* **Challenge**
Search the records for the word "Diciembre" and report each line that has it.
— START OF Records supplied —
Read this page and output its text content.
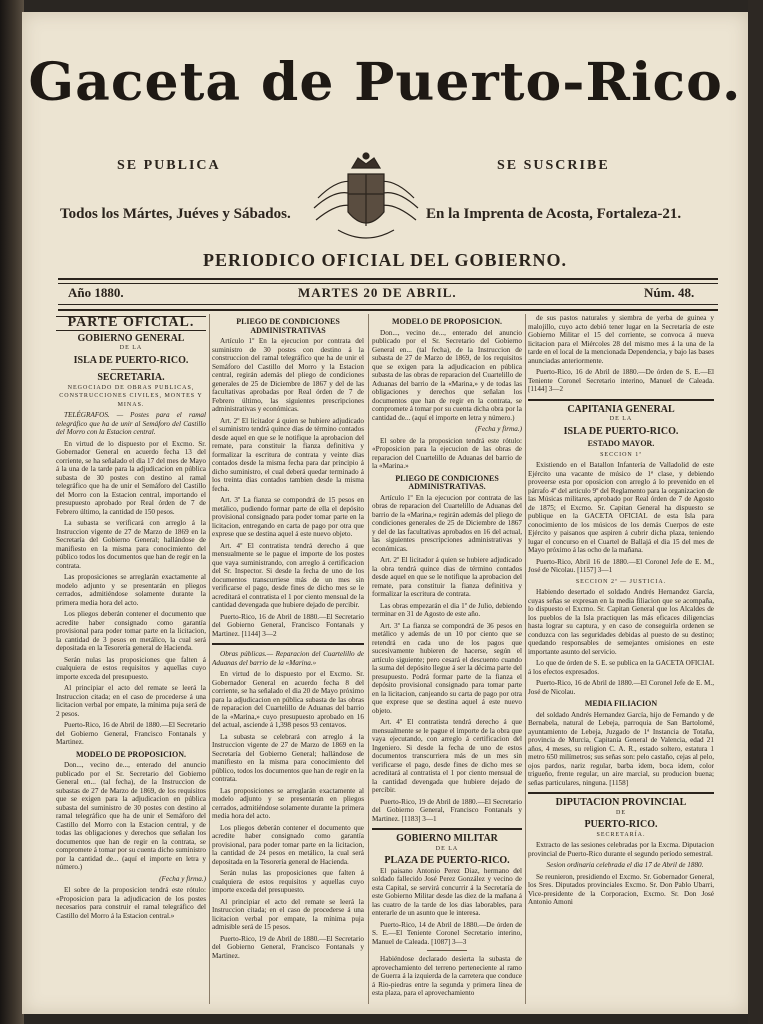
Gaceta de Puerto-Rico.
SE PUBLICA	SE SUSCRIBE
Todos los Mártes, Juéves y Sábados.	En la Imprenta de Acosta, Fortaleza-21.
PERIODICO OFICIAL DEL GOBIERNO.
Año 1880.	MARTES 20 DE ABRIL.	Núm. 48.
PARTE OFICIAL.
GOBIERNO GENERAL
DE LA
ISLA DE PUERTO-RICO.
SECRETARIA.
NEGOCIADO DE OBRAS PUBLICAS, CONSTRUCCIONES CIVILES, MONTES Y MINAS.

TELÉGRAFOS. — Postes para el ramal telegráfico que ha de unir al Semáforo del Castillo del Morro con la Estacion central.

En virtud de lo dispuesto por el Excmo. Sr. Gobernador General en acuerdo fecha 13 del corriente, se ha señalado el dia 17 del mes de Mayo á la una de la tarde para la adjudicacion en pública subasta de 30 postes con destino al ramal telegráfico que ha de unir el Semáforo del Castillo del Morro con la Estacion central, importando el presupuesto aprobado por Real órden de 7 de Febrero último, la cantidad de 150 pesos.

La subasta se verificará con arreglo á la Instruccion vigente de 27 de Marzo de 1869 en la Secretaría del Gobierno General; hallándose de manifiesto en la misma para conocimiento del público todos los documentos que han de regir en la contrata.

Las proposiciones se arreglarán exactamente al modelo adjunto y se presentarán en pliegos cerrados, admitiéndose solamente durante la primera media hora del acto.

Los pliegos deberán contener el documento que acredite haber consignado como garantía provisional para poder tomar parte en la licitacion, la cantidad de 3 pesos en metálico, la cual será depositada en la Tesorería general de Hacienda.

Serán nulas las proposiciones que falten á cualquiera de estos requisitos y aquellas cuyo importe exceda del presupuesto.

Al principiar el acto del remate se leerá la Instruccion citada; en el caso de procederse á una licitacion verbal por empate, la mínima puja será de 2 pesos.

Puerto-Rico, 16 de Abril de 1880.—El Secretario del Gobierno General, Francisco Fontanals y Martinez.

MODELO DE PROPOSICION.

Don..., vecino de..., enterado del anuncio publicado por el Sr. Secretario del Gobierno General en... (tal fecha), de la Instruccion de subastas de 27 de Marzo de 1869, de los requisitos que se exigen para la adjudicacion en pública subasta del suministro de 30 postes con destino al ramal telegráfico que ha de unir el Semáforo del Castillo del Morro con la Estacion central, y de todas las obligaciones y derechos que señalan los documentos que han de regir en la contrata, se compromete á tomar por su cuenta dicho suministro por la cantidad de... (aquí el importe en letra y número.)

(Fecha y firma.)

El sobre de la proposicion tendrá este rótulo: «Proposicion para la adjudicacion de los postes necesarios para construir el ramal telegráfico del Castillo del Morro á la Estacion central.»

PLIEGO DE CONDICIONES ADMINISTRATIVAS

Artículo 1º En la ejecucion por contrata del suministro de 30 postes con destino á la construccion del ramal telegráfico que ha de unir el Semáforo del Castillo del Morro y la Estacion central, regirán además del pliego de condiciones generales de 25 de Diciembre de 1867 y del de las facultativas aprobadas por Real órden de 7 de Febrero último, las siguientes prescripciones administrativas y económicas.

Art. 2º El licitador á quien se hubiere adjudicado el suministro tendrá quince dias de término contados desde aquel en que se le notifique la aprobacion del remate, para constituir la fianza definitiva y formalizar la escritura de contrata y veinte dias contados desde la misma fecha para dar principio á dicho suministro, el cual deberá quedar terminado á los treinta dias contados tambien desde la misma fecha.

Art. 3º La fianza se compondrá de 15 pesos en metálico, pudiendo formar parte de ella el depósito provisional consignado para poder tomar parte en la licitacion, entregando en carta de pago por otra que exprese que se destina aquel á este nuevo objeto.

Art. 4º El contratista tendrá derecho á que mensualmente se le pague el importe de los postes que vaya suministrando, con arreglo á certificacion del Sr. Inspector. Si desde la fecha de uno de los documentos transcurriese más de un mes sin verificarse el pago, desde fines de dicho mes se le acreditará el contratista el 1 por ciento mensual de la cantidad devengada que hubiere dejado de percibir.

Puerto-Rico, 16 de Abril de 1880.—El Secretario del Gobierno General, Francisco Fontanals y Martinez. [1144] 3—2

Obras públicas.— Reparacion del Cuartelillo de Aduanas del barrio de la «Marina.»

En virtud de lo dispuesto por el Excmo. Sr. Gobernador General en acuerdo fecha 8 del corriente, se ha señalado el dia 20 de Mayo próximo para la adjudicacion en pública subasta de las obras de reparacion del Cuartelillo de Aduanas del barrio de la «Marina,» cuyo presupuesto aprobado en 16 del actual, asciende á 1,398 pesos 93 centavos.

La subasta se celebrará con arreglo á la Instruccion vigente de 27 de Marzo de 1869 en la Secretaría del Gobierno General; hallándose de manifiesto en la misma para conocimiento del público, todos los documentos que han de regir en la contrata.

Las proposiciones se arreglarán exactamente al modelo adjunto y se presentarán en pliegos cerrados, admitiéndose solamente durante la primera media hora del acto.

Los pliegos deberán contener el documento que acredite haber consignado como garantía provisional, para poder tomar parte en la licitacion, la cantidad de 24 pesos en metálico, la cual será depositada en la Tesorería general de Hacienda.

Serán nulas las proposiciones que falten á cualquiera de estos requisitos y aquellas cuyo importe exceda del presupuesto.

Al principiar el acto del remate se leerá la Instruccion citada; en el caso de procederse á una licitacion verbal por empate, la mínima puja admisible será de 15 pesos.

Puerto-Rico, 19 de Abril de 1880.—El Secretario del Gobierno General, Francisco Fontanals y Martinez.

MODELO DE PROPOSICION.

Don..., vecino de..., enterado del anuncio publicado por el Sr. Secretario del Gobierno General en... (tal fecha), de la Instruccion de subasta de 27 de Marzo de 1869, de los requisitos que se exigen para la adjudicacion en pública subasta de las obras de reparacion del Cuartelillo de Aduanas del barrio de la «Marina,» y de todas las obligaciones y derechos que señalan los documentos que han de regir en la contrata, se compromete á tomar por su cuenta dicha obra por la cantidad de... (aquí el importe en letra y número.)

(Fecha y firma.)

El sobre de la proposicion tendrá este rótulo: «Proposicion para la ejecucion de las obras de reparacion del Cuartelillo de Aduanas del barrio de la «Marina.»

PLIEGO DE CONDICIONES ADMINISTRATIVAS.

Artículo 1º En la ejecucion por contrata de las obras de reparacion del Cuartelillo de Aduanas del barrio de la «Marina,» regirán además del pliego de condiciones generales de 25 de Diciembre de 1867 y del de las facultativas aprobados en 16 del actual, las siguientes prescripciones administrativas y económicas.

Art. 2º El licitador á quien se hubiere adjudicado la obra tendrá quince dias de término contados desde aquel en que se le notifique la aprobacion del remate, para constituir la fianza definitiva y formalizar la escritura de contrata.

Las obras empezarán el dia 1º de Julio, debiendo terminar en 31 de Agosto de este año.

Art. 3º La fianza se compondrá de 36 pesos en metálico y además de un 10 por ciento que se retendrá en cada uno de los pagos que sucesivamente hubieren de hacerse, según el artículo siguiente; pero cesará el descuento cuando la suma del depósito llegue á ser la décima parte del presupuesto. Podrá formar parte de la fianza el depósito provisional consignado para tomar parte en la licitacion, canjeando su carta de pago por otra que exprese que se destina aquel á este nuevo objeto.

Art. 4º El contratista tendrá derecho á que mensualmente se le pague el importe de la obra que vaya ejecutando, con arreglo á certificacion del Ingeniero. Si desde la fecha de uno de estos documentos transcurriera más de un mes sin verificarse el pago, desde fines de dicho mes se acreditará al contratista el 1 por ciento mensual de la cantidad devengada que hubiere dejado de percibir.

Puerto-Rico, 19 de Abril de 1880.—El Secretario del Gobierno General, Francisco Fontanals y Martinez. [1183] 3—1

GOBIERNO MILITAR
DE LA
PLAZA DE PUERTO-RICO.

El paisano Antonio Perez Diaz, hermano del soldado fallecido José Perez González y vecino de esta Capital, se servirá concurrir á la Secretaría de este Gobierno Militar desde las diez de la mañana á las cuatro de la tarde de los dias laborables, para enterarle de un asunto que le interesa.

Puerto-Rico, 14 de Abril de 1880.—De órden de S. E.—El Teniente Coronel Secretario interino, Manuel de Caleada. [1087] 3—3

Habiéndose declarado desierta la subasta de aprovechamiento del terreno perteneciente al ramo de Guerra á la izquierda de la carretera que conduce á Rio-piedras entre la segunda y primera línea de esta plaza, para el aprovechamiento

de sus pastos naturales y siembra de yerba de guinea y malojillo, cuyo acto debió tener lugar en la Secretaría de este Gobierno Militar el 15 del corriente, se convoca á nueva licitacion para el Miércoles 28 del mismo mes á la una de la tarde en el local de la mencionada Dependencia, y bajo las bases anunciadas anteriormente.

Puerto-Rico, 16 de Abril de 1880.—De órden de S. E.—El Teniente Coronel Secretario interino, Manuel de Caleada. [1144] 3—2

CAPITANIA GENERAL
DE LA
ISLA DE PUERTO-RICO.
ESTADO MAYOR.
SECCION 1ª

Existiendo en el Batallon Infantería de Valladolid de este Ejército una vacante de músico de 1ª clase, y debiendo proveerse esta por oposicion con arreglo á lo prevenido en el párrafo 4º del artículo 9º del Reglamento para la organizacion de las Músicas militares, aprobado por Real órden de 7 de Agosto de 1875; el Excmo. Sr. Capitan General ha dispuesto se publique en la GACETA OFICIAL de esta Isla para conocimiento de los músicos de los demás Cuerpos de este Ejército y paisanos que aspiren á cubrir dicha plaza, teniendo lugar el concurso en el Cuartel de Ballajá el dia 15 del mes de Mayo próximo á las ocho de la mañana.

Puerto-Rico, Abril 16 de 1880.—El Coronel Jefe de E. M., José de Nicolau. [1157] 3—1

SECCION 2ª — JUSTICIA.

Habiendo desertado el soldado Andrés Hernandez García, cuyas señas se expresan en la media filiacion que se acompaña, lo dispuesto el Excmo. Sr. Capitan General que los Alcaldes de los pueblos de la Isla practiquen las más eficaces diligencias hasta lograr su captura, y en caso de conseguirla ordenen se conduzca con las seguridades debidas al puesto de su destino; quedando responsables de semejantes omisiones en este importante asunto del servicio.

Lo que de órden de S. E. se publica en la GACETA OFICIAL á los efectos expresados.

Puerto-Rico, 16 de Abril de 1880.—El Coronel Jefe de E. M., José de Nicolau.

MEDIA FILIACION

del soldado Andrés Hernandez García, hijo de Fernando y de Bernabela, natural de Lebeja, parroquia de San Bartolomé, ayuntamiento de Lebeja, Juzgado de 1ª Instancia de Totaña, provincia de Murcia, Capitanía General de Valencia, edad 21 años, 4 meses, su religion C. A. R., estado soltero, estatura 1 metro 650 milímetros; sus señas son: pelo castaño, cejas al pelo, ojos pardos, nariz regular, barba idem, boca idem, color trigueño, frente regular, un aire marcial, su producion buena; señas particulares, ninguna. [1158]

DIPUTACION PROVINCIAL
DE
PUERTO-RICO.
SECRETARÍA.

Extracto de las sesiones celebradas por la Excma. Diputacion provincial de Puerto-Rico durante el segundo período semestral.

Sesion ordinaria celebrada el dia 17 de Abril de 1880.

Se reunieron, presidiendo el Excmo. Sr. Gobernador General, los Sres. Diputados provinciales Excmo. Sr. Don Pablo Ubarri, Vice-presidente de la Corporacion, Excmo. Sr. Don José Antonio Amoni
— END OF Records supplied —
* **Written response**
Artículo 1º En la ejecucion por contrata del suministro de 30 postes con destino á la construccion del ramal telegráfico que ha de unir el Semáforo del Castillo del Morro y la Estacion central, regirán además del pliego de condiciones generales de 25 de Diciembre de 1867 y del de las facultativas aprobadas por Real órden de 7 de Febrero último, las siguientes prescripciones administrativas y económicas.
Artículo 1º En la ejecucion por contrata de las obras de reparacion del Cuartelillo de Aduanas del barrio de la «Marina,» regirán además del pliego de condiciones generales de 25 de Diciembre de 1867 y del de las facultativas aprobados en 16 del actual, las siguientes prescripciones administrativas y económicas.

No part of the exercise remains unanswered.